## WHAT YOU WILL DO
• 1. Echo the passage from the fund's financial notes, starting with "Government securities aggregated" and going on through "depreciated securities.".
• 2. According to the fund's financial notes, what was the cost of investments owned at June 30, 1995, for Federal income tax purposes?

## TEXT EXCERPT
== == ==
NOTE 3 -- Investment Securities Transactions

     Purchases of investment securities, other than U.S. Government obligations
and short-term securities, aggregated $187,884,122 while proceeds from
maturities and sales aggregated $208,248,411.  Purchases of short-term and U.S.
Government securities aggregated $657,871,608 and $68,332,813, respectively.
Proceeds from maturities and sales of short-term and U.S. Government securities
aggregated $702,482,915 and $2,069,815, respectively.

     For Federal income tax purposes, cost of investments owned at June 30, 1995
was $453,343,325, resulting in net unrealized appreciation of $74,646,578, of
which $79,668,684 related to appreciated securities and $5,022,106 related to
depreciated securities.

NOTE 4 -- Federal Income Tax Matters

     For Federal income tax purposes, the Fund realized capital gain net income
of $29,080,227 during its fiscal year ended June 30, 1995, of which a portion
was paid to shareholders during the period ended June 30, 1995.  Remaining
capital gain net income will be distributed to Fund shareholders.


REPORT OF INDEPENDENT ACCOUNTANTS
To the Board of Directors and Shareholders of
  United Retirement Shares, Inc.
== == ==
## DATA EXCERPTS
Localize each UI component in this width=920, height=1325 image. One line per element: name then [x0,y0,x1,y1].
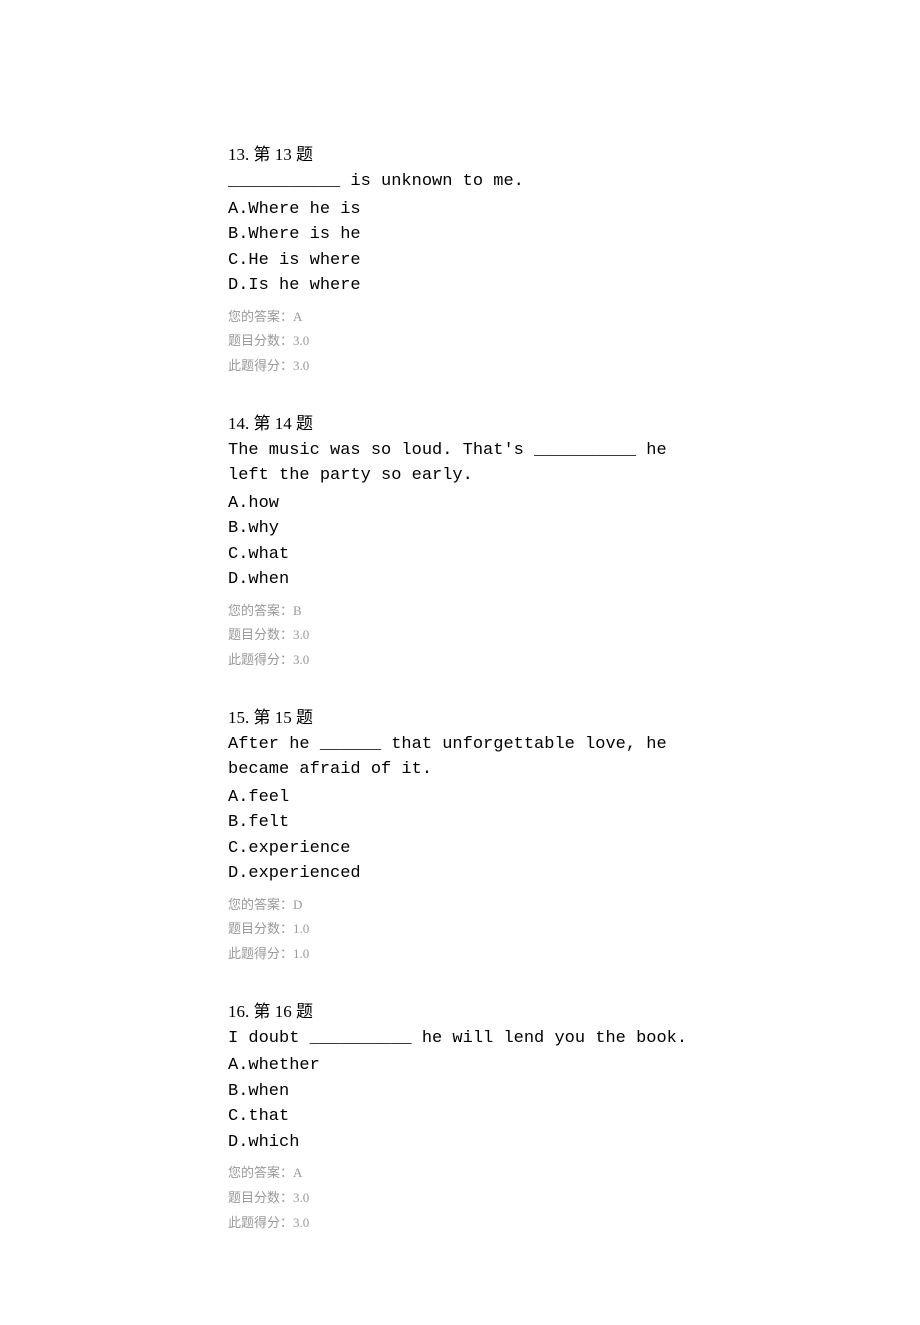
option-b: B.Where is he [228,222,690,248]
got-score: 此题得分：3.0 [228,354,690,379]
option-c: C.experience [228,836,690,862]
option-d: D.which [228,1130,690,1156]
option-a: A.Where he is [228,197,690,223]
answer-meta: 您的答案：D 题目分数：1.0 此题得分：1.0 [228,893,690,967]
option-c: C.that [228,1104,690,1130]
question-14: 14. 第 14 题 The music was so loud. That's… [228,409,690,673]
got-score: 此题得分：3.0 [228,648,690,673]
your-answer: 您的答案：A [228,305,690,330]
your-answer: 您的答案：A [228,1161,690,1186]
got-score: 此题得分：1.0 [228,942,690,967]
your-answer: 您的答案：B [228,599,690,624]
option-b: B.when [228,1079,690,1105]
question-number: 15. 第 15 题 [228,703,690,728]
question-number: 14. 第 14 题 [228,409,690,434]
question-16: 16. 第 16 题 I doubt __________ he will le… [228,997,690,1236]
question-text: ___________ is unknown to me. [228,169,690,195]
option-a: A.whether [228,1053,690,1079]
question-score: 题目分数：3.0 [228,1186,690,1211]
option-a: A.feel [228,785,690,811]
got-score: 此题得分：3.0 [228,1211,690,1236]
answer-meta: 您的答案：A 题目分数：3.0 此题得分：3.0 [228,1161,690,1235]
question-text: The music was so loud. That's __________… [228,438,690,489]
option-d: D.Is he where [228,273,690,299]
option-c: C.what [228,542,690,568]
question-text: After he ______ that unforgettable love,… [228,732,690,783]
question-15: 15. 第 15 题 After he ______ that unforget… [228,703,690,967]
question-score: 题目分数：1.0 [228,917,690,942]
question-number: 13. 第 13 题 [228,140,690,165]
option-c: C.He is where [228,248,690,274]
question-score: 题目分数：3.0 [228,329,690,354]
question-text: I doubt __________ he will lend you the … [228,1026,690,1052]
answer-meta: 您的答案：A 题目分数：3.0 此题得分：3.0 [228,305,690,379]
option-d: D.when [228,567,690,593]
question-number: 16. 第 16 题 [228,997,690,1022]
option-a: A.how [228,491,690,517]
question-score: 题目分数：3.0 [228,623,690,648]
page-content: 13. 第 13 题 ___________ is unknown to me.… [0,0,920,1325]
option-b: B.felt [228,810,690,836]
option-d: D.experienced [228,861,690,887]
question-13: 13. 第 13 题 ___________ is unknown to me.… [228,140,690,379]
option-b: B.why [228,516,690,542]
answer-meta: 您的答案：B 题目分数：3.0 此题得分：3.0 [228,599,690,673]
your-answer: 您的答案：D [228,893,690,918]
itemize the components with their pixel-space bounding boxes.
== == ==
## RESULTS FOR THE EXERCISE
• 1.
Government securities aggregated $657,871,608 and $68,332,813, respectively.
Proceeds from maturities and sales of short-term and U.S. Government securities
aggregated $702,482,915 and $2,069,815, respectively.

     For Federal income tax purposes, cost of investments owned at June 30, 1995
was $453,343,325, resulting in net unrealized appreciation of $74,646,578, of
which $79,668,684 related to appreciated securities and $5,022,106 related to
depreciated securities.

• 2. $453,343,325